本发明提供了一种全新的从脐带华通氏胶中分离获得大量脐带间充质干细胞的方法。本发明方法使用Helios UltraGRO间充质干细胞培养补充剂,原代细胞培养所用的细胞培养皿预先用20μg/mL弹性蛋白原(tropoelastin,TE)包被处理过。本发明方法能显著提高脐带间充质干细胞原代细胞产量的方法。本发明方法通过分离华通氏胶,经Helios UltraGRO间充质干细胞培养补充剂孵育后再贴壁培养于用弹性蛋白原包被处理过的细胞培养皿。与现有的分离方法相比,本发明所提供的改进方法能显著增加原代细胞的产量,在相同培养时间下能获得更多的原代细胞。

Description

一种脐带间充质干细胞原代培养方法
技术领域
本发明属于细胞生物学领域,特别涉及间充质干细胞培养。
背景技术
脐带间充质干细胞是可应用于再生医学领域和治疗系统性疾病的“实用型干细胞”。因其取材方便,无道德伦理争议,可获取的细胞数量多、活力强,便于扩增,没有配型和排异等问题而成为理想的种子细胞来源,适合于临床研究和应用。脐带间充质干细胞的研究虽然起步相对较晚,但进展迅速,是干细胞转化医学研究中最具发展前景的领域之一。利用脐带间充质干细胞的分化特性,预计在临床上可用于治疗各种涉及组织细胞变性、坏死、缺失引起的组织损伤退变类疾病等。
脐带间充质干细胞原代分离培养方法分为酶消化法和组织块贴壁培养法。酶消化法主要使用一种或多种酶对华通氏胶进行消化,其缺点主要包括:酶浓度、酶种类以及消化时间等均会影响最终的细胞纯度;同时操作步骤增加,过程繁琐,也会增加污染的机会。组织块贴壁培养法是通过分离华通氏胶后剪成小块再直接贴壁培养。相对于酶消化法,组织块贴壁培养法具有众多优点:操作简单,缩短样本处理时间;分离方法易于标准化;成本低;细胞纯度高等。但组织块贴壁培养法也存在细胞爬出的时间较长以及原代细胞产量少等缺点。因此,需要对脐带间充质干细胞的原代分离方法进行改进,才能获取到纯度高且数量多的细胞。
发明内容
为了解决上述现有方法的不足,本发明提供了一种全新的脐带间充质干细胞原代培养方法,该方法种能显著提高脐带间充质原代细胞产量。
Helios UltraGRO间充质干细胞培养补充剂和弹性蛋白原的新用途,该用途为Helios UltraGRO间充质干细胞培养补充剂和弹性蛋白原共同用于脐带间充质干细胞原代培养中,能显著增加原代细胞的产量,在相同培养时间下能获得更多的原代细胞。

数据集中的记录 >>
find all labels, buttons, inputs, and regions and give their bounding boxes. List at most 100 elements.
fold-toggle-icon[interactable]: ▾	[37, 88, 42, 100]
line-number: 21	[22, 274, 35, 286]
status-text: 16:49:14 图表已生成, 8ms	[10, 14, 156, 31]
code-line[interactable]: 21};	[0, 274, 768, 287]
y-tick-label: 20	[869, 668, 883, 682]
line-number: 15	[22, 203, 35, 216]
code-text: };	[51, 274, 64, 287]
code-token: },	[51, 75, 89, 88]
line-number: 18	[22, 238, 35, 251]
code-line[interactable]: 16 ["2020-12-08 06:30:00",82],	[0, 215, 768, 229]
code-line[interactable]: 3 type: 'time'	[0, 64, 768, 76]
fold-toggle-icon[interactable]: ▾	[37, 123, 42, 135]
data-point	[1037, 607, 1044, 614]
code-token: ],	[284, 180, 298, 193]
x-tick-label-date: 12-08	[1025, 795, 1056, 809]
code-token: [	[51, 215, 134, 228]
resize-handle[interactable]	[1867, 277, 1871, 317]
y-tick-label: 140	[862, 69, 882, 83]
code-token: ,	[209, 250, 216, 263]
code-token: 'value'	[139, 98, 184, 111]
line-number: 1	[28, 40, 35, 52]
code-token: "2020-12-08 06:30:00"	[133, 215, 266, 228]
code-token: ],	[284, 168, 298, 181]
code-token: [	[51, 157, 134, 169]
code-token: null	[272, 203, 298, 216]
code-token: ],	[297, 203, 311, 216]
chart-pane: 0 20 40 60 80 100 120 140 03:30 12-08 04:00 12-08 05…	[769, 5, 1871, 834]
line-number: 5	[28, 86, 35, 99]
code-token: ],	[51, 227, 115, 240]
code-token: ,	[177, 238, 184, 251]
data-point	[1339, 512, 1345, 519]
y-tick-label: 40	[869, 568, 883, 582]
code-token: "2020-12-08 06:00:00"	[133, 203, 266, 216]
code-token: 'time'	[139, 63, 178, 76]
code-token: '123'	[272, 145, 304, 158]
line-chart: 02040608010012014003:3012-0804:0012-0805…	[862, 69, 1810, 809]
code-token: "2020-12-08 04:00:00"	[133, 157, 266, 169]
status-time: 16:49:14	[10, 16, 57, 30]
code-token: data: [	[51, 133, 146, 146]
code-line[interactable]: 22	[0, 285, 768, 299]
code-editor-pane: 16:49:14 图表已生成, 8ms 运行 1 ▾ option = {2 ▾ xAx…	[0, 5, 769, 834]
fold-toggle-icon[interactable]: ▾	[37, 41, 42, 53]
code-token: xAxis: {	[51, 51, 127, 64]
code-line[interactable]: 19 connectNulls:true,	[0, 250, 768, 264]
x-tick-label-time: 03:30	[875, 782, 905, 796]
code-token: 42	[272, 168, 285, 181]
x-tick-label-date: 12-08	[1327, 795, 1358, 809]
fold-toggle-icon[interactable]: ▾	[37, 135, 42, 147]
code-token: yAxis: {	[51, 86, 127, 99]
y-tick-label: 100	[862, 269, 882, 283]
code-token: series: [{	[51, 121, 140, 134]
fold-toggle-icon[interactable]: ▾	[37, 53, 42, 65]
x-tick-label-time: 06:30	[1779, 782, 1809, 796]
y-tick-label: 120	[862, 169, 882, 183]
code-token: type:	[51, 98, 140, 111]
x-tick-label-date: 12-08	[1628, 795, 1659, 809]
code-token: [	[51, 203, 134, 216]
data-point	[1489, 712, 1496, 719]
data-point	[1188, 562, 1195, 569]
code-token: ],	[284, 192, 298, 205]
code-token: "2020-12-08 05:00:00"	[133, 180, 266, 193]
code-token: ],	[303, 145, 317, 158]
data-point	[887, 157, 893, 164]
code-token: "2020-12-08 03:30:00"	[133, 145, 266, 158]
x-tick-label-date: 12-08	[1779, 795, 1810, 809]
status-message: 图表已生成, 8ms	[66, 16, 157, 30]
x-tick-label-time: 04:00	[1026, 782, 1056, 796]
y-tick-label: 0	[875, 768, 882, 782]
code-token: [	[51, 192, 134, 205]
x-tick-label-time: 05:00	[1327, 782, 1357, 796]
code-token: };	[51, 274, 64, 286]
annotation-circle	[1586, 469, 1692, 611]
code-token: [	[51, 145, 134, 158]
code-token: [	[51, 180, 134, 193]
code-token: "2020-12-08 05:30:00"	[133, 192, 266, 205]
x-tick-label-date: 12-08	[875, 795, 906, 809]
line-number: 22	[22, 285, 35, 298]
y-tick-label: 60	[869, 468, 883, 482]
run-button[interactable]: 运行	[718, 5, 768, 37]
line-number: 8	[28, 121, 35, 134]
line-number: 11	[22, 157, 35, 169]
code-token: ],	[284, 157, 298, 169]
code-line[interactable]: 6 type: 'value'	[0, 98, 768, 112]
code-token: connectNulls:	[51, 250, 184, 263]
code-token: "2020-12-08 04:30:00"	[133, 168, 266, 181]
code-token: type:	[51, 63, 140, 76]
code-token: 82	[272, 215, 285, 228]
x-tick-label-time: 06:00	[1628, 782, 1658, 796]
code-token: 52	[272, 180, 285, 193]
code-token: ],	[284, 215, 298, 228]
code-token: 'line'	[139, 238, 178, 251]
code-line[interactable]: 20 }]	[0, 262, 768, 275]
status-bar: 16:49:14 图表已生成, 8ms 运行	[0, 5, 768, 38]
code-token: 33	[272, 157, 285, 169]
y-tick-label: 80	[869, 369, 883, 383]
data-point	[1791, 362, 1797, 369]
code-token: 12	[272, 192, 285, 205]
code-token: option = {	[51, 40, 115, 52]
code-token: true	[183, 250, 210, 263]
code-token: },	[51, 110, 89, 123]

作业 1 >>
把干细胞培养文本中以"脐带间充质干细胞原代分离培养方法分为"开头的那一段改写成条目清单，保留其主要事实。
作业 2 >>
从干细胞培养文本的最后一句之后接着续写。

任务答案 1 >>
- 原代分离培养方法有两种：酶消化法和组织块贴壁培养法。
- 酶消化法：用一种或多种酶消化华通氏胶。
  - 酶浓度、酶种类和消化时间都会影响最终的细胞纯度。
  - 操作步骤多，过程繁琐，会增加污染机会。
- 组织块贴壁培养法：分离华通氏胶后剪成小块，直接贴壁培养。
  - 优点：操作简单，缩短样本处理时间；易于标准化；成本低；细胞纯度高。
  - 缺点：细胞爬出时间较长，原代细胞产量少。
- 因此需要改进原代分离方法，以获得纯度高且数量多的细胞。

任务答案 2 >>
根据本发明的一方面提供了脐带间充质干细胞原代培养方法,脐带间充质干细胞原代培养方法中使用的华通氏胶Helios UltraGRO间充质干细胞培养补充剂,并且使用的细胞培养皿预先用弹性蛋白原包被处理过。
根据本发明的一方面提供了一种脐带间充质干细胞原代培养方法,脐带间充质干细胞原代培养方法中使用的所述华通氏胶Helios UltraGRO间充质干细胞培养补充剂的方法如下:脐带间充质干细胞原代培养方法中华通氏胶放入Helios UltraGRO间充质干细胞培养补充剂中孵育4小时。
根据本发明的一方面提供了一种脐带间充质干细胞原代培养方法,使用的细胞培养皿预先用弹性蛋白原包被处理的方法如下:脐带间充质干细胞原代培养方法中细胞培养皿预先用20μg/mL弹性蛋白原包被处理,4℃放置过夜。
根据本发明的一方面提供了一种脐带间充质干细胞原代培养方法,脐带间充质干细胞原代培养方法中华通氏胶接种于包被好的细胞培养皿中,采用组织贴壁法培养脐带间充质干细胞。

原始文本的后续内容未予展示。